The request:
Copy each line with the word "平凯星辰" in it.

=== Input rows ===

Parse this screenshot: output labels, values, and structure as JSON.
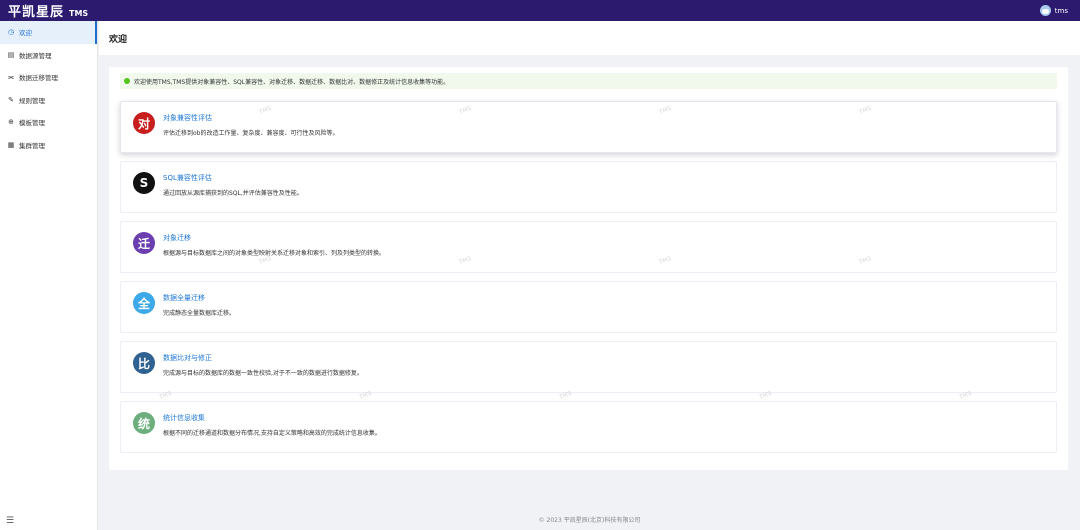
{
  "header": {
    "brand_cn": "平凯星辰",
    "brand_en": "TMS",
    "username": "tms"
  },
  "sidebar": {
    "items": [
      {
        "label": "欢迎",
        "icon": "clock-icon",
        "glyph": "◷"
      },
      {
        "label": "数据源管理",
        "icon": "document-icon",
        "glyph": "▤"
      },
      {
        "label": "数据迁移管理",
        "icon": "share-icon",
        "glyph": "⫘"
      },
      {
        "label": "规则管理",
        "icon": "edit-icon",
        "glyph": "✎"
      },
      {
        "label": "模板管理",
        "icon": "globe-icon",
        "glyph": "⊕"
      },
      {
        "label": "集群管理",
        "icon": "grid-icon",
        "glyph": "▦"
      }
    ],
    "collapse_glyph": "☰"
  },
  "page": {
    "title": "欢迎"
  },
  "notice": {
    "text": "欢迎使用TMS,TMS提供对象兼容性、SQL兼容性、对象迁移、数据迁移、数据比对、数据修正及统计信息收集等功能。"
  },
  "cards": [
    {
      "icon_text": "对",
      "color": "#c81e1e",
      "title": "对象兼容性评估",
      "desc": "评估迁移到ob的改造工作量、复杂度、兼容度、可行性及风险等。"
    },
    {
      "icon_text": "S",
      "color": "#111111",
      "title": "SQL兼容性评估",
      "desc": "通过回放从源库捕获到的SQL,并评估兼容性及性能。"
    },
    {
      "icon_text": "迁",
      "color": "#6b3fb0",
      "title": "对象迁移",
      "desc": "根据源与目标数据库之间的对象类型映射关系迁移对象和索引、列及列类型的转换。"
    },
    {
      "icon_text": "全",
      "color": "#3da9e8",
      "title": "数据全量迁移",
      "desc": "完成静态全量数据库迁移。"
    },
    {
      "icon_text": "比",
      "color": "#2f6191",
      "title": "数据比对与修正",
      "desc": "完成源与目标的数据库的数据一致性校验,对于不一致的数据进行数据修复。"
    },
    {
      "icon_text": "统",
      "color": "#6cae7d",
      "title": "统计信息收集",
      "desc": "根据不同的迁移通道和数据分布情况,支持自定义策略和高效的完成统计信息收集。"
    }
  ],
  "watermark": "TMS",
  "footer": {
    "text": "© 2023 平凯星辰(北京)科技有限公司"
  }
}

===
=== Input rows ===

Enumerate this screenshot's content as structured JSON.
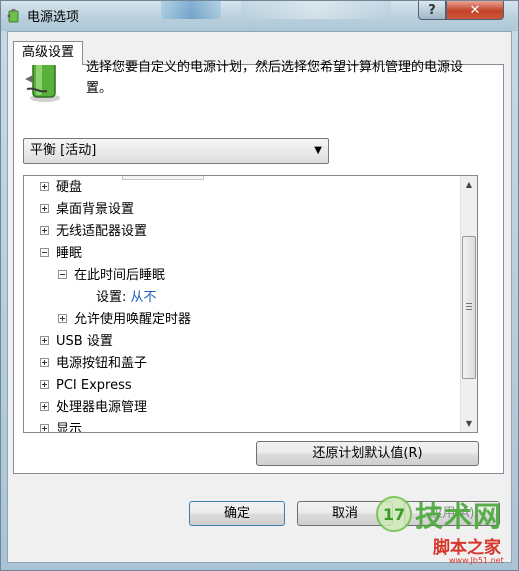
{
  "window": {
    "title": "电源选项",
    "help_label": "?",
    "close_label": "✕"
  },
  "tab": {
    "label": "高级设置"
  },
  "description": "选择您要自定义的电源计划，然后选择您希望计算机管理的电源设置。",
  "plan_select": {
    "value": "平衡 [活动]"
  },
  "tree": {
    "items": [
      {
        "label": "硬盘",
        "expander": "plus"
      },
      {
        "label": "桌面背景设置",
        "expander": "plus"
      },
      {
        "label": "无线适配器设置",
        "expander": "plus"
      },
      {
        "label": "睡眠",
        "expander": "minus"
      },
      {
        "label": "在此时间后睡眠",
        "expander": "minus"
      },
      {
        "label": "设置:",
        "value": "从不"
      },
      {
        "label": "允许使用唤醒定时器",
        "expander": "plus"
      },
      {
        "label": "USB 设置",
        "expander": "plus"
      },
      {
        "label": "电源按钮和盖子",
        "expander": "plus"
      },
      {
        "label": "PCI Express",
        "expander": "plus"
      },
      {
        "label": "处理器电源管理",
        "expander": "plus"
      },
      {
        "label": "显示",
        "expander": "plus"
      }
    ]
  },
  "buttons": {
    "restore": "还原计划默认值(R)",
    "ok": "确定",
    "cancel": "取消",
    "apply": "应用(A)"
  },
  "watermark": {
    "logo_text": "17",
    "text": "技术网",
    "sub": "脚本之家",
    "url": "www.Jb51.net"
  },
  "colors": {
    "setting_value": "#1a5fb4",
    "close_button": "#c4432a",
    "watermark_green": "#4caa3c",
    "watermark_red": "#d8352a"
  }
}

===

Answer to the exercise:
    "brand_cn": "平凯星辰",
    "text": "© 2023 平凯星辰(北京)科技有限公司"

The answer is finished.